• **EXERCISE TASK**:
Go through the records and copy each line where the word "close" occurs.
>> START DATA EXTRACT
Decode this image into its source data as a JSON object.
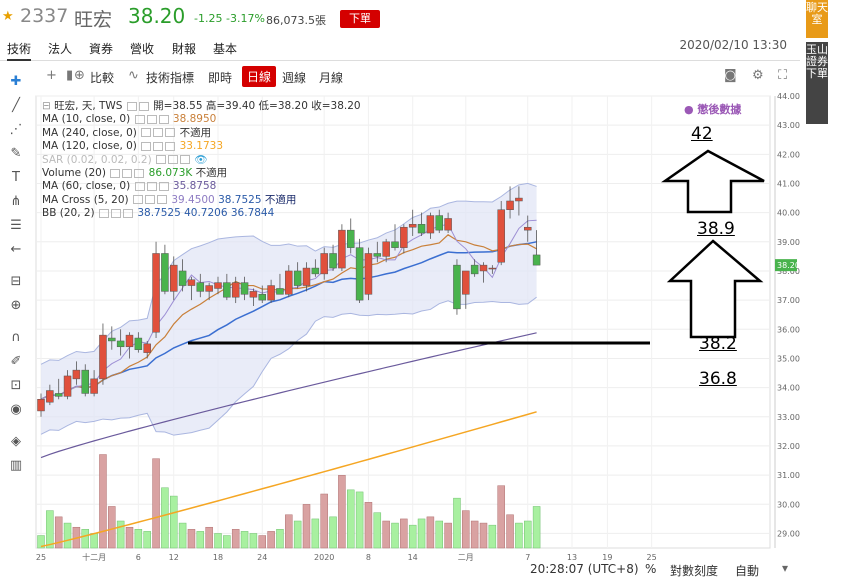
{
  "header": {
    "code": "2337",
    "name": "旺宏",
    "price": "38.20",
    "change": "-1.25",
    "change_pct": "-3.17%",
    "volume": "86,073.5張",
    "order_label": "下單"
  },
  "tabs": [
    {
      "label": "技術"
    },
    {
      "label": "法人"
    },
    {
      "label": "資券"
    },
    {
      "label": "營收"
    },
    {
      "label": "財報"
    },
    {
      "label": "基本"
    }
  ],
  "timestamp": "2020/02/10 13:30",
  "side": {
    "chat": "聊天室",
    "broker": "玉山證券下單"
  },
  "toolbar": {
    "compare": "比較",
    "indicators": "技術指標",
    "intraday": "即時",
    "daily": "日線",
    "weekly": "週線",
    "monthly": "月線"
  },
  "legend": {
    "ohlc": "旺宏, 天, TWS",
    "open": "開=38.55",
    "high": "高=39.40",
    "low": "低=38.20",
    "close": "收=38.20",
    "ma10": "MA (10, close, 0)",
    "ma10_v": "38.8950",
    "ma240": "MA (240, close, 0)",
    "ma240_v": "不適用",
    "ma120": "MA (120, close, 0)",
    "ma120_v": "33.1733",
    "sar": "SAR (0.02, 0.02, 0.2)",
    "vol": "Volume (20)",
    "vol_v": "86.073K",
    "vol_v2": "不適用",
    "ma60": "MA (60, close, 0)",
    "ma60_v": "35.8758",
    "cross": "MA Cross (5, 20)",
    "cross_v1": "39.4500",
    "cross_v2": "38.7525",
    "cross_v3": "不適用",
    "bb": "BB (20, 2)",
    "bb_v1": "38.7525",
    "bb_v2": "40.7206",
    "bb_v3": "36.7844"
  },
  "watermark": "懲後數據",
  "annotations": {
    "a42": "42",
    "a389": "38.9",
    "a382": "38.2",
    "a368": "36.8"
  },
  "bottom": {
    "time": "20:28:07 (UTC+8)",
    "pct": "%",
    "log": "對數刻度",
    "auto": "自動"
  },
  "colors": {
    "up": "#e0503c",
    "down": "#49b34d",
    "ma_fast": "#3b6fd1",
    "ma_mid": "#c9803a",
    "ma60": "#6a5a9c",
    "ma120": "#f5a623",
    "band": "#aab6e0"
  },
  "chart_data": {
    "type": "candlestick",
    "price_axis": {
      "min": 28.5,
      "max": 44.0,
      "ticks": [
        "29.00",
        "30.00",
        "31.00",
        "32.00",
        "33.00",
        "34.00",
        "35.00",
        "36.00",
        "37.00",
        "38.00",
        "39.00",
        "40.00",
        "41.00",
        "42.00",
        "43.00",
        "44.00"
      ],
      "last_label": "38.20"
    },
    "x_labels": [
      {
        "i": 0,
        "label": "25"
      },
      {
        "i": 6,
        "label": "十二月"
      },
      {
        "i": 11,
        "label": "6"
      },
      {
        "i": 15,
        "label": "12"
      },
      {
        "i": 20,
        "label": "18"
      },
      {
        "i": 25,
        "label": "24"
      },
      {
        "i": 32,
        "label": "2020"
      },
      {
        "i": 37,
        "label": "8"
      },
      {
        "i": 42,
        "label": "14"
      },
      {
        "i": 48,
        "label": "二月"
      },
      {
        "i": 55,
        "label": "7"
      },
      {
        "i": 60,
        "label": "13"
      },
      {
        "i": 64,
        "label": "19"
      },
      {
        "i": 69,
        "label": "25"
      }
    ],
    "candles": [
      {
        "o": 33.2,
        "h": 33.8,
        "l": 33.0,
        "c": 33.6
      },
      {
        "o": 33.5,
        "h": 34.1,
        "l": 33.4,
        "c": 33.9
      },
      {
        "o": 33.8,
        "h": 34.3,
        "l": 33.6,
        "c": 33.7
      },
      {
        "o": 33.7,
        "h": 34.6,
        "l": 33.6,
        "c": 34.4
      },
      {
        "o": 34.3,
        "h": 34.9,
        "l": 34.1,
        "c": 34.6
      },
      {
        "o": 34.6,
        "h": 34.8,
        "l": 33.7,
        "c": 33.8
      },
      {
        "o": 33.8,
        "h": 34.6,
        "l": 33.7,
        "c": 34.3
      },
      {
        "o": 34.3,
        "h": 36.2,
        "l": 34.1,
        "c": 35.8
      },
      {
        "o": 35.7,
        "h": 36.1,
        "l": 35.3,
        "c": 35.6
      },
      {
        "o": 35.6,
        "h": 36.0,
        "l": 35.1,
        "c": 35.4
      },
      {
        "o": 35.4,
        "h": 35.9,
        "l": 35.0,
        "c": 35.8
      },
      {
        "o": 35.7,
        "h": 35.9,
        "l": 35.2,
        "c": 35.3
      },
      {
        "o": 35.2,
        "h": 35.6,
        "l": 35.0,
        "c": 35.5
      },
      {
        "o": 35.9,
        "h": 39.0,
        "l": 35.7,
        "c": 38.6
      },
      {
        "o": 38.6,
        "h": 38.9,
        "l": 37.2,
        "c": 37.3
      },
      {
        "o": 37.3,
        "h": 38.5,
        "l": 37.0,
        "c": 38.2
      },
      {
        "o": 38.0,
        "h": 38.4,
        "l": 37.3,
        "c": 37.5
      },
      {
        "o": 37.5,
        "h": 37.8,
        "l": 37.0,
        "c": 37.7
      },
      {
        "o": 37.6,
        "h": 37.9,
        "l": 37.1,
        "c": 37.3
      },
      {
        "o": 37.3,
        "h": 37.6,
        "l": 37.0,
        "c": 37.5
      },
      {
        "o": 37.4,
        "h": 37.8,
        "l": 37.2,
        "c": 37.6
      },
      {
        "o": 37.6,
        "h": 37.9,
        "l": 37.0,
        "c": 37.1
      },
      {
        "o": 37.1,
        "h": 37.8,
        "l": 36.9,
        "c": 37.6
      },
      {
        "o": 37.6,
        "h": 37.8,
        "l": 37.0,
        "c": 37.2
      },
      {
        "o": 37.1,
        "h": 37.4,
        "l": 36.8,
        "c": 37.3
      },
      {
        "o": 37.2,
        "h": 37.5,
        "l": 36.9,
        "c": 37.0
      },
      {
        "o": 37.0,
        "h": 37.7,
        "l": 36.9,
        "c": 37.5
      },
      {
        "o": 37.4,
        "h": 37.9,
        "l": 37.2,
        "c": 37.2
      },
      {
        "o": 37.2,
        "h": 38.2,
        "l": 37.1,
        "c": 38.0
      },
      {
        "o": 38.0,
        "h": 38.3,
        "l": 37.4,
        "c": 37.5
      },
      {
        "o": 37.5,
        "h": 38.3,
        "l": 37.3,
        "c": 38.1
      },
      {
        "o": 38.1,
        "h": 38.4,
        "l": 37.8,
        "c": 37.9
      },
      {
        "o": 37.9,
        "h": 38.8,
        "l": 37.7,
        "c": 38.6
      },
      {
        "o": 38.6,
        "h": 38.9,
        "l": 38.0,
        "c": 38.1
      },
      {
        "o": 38.1,
        "h": 39.6,
        "l": 38.0,
        "c": 39.4
      },
      {
        "o": 39.4,
        "h": 39.8,
        "l": 38.6,
        "c": 38.8
      },
      {
        "o": 38.8,
        "h": 39.1,
        "l": 36.9,
        "c": 37.0
      },
      {
        "o": 37.2,
        "h": 38.8,
        "l": 37.0,
        "c": 38.6
      },
      {
        "o": 38.6,
        "h": 39.0,
        "l": 38.3,
        "c": 38.5
      },
      {
        "o": 38.5,
        "h": 39.1,
        "l": 38.3,
        "c": 39.0
      },
      {
        "o": 39.0,
        "h": 39.6,
        "l": 38.7,
        "c": 38.8
      },
      {
        "o": 38.8,
        "h": 39.6,
        "l": 38.6,
        "c": 39.5
      },
      {
        "o": 39.5,
        "h": 40.1,
        "l": 39.2,
        "c": 39.6
      },
      {
        "o": 39.6,
        "h": 40.0,
        "l": 39.2,
        "c": 39.3
      },
      {
        "o": 39.3,
        "h": 40.0,
        "l": 39.1,
        "c": 39.9
      },
      {
        "o": 39.9,
        "h": 40.1,
        "l": 39.3,
        "c": 39.4
      },
      {
        "o": 39.4,
        "h": 40.0,
        "l": 39.3,
        "c": 39.8
      },
      {
        "o": 38.2,
        "h": 38.4,
        "l": 36.5,
        "c": 36.7
      },
      {
        "o": 37.2,
        "h": 38.0,
        "l": 36.7,
        "c": 38.0
      },
      {
        "o": 38.2,
        "h": 38.4,
        "l": 37.8,
        "c": 37.9
      },
      {
        "o": 38.0,
        "h": 38.3,
        "l": 37.6,
        "c": 38.2
      },
      {
        "o": 38.1,
        "h": 38.2,
        "l": 37.9,
        "c": 38.1
      },
      {
        "o": 38.3,
        "h": 40.4,
        "l": 38.2,
        "c": 40.1
      },
      {
        "o": 40.1,
        "h": 40.9,
        "l": 39.8,
        "c": 40.4
      },
      {
        "o": 40.4,
        "h": 40.9,
        "l": 39.9,
        "c": 40.5
      },
      {
        "o": 39.4,
        "h": 39.9,
        "l": 39.0,
        "c": 39.5
      },
      {
        "o": 38.55,
        "h": 39.4,
        "l": 38.2,
        "c": 38.2
      }
    ],
    "volume": [
      {
        "v": 0.6,
        "up": false
      },
      {
        "v": 1.8,
        "up": false
      },
      {
        "v": 1.5,
        "up": true
      },
      {
        "v": 1.2,
        "up": false
      },
      {
        "v": 1.0,
        "up": true
      },
      {
        "v": 0.9,
        "up": false
      },
      {
        "v": 0.7,
        "up": false
      },
      {
        "v": 4.5,
        "up": true
      },
      {
        "v": 2.0,
        "up": true
      },
      {
        "v": 1.3,
        "up": false
      },
      {
        "v": 1.0,
        "up": true
      },
      {
        "v": 0.9,
        "up": false
      },
      {
        "v": 0.8,
        "up": false
      },
      {
        "v": 4.3,
        "up": true
      },
      {
        "v": 2.9,
        "up": false
      },
      {
        "v": 2.5,
        "up": false
      },
      {
        "v": 1.2,
        "up": false
      },
      {
        "v": 0.9,
        "up": true
      },
      {
        "v": 0.8,
        "up": false
      },
      {
        "v": 1.0,
        "up": true
      },
      {
        "v": 0.7,
        "up": false
      },
      {
        "v": 0.6,
        "up": false
      },
      {
        "v": 0.9,
        "up": true
      },
      {
        "v": 0.8,
        "up": false
      },
      {
        "v": 0.7,
        "up": false
      },
      {
        "v": 0.6,
        "up": true
      },
      {
        "v": 0.8,
        "up": true
      },
      {
        "v": 0.9,
        "up": false
      },
      {
        "v": 1.6,
        "up": true
      },
      {
        "v": 1.3,
        "up": false
      },
      {
        "v": 2.1,
        "up": true
      },
      {
        "v": 1.4,
        "up": false
      },
      {
        "v": 2.6,
        "up": true
      },
      {
        "v": 1.5,
        "up": false
      },
      {
        "v": 3.5,
        "up": true
      },
      {
        "v": 2.8,
        "up": false
      },
      {
        "v": 2.7,
        "up": false
      },
      {
        "v": 2.2,
        "up": true
      },
      {
        "v": 1.7,
        "up": false
      },
      {
        "v": 1.3,
        "up": true
      },
      {
        "v": 1.2,
        "up": false
      },
      {
        "v": 1.4,
        "up": true
      },
      {
        "v": 1.1,
        "up": false
      },
      {
        "v": 1.4,
        "up": false
      },
      {
        "v": 1.5,
        "up": true
      },
      {
        "v": 1.3,
        "up": false
      },
      {
        "v": 1.2,
        "up": true
      },
      {
        "v": 2.4,
        "up": false
      },
      {
        "v": 1.8,
        "up": true
      },
      {
        "v": 1.3,
        "up": true
      },
      {
        "v": 1.2,
        "up": true
      },
      {
        "v": 1.1,
        "up": false
      },
      {
        "v": 3.0,
        "up": true
      },
      {
        "v": 1.6,
        "up": true
      },
      {
        "v": 1.2,
        "up": false
      },
      {
        "v": 1.3,
        "up": false
      },
      {
        "v": 2.0,
        "up": false
      }
    ],
    "support_line": 36.0
  }
}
>> END DATA EXTRACT
• **RESULT OF THE TASK**:
    "close": "收=38.20",
    "ma10": "MA (10, close, 0)",
    "ma240": "MA (240, close, 0)",
    "ma120": "MA (120, close, 0)",
    "ma60": "MA (60, close, 0)",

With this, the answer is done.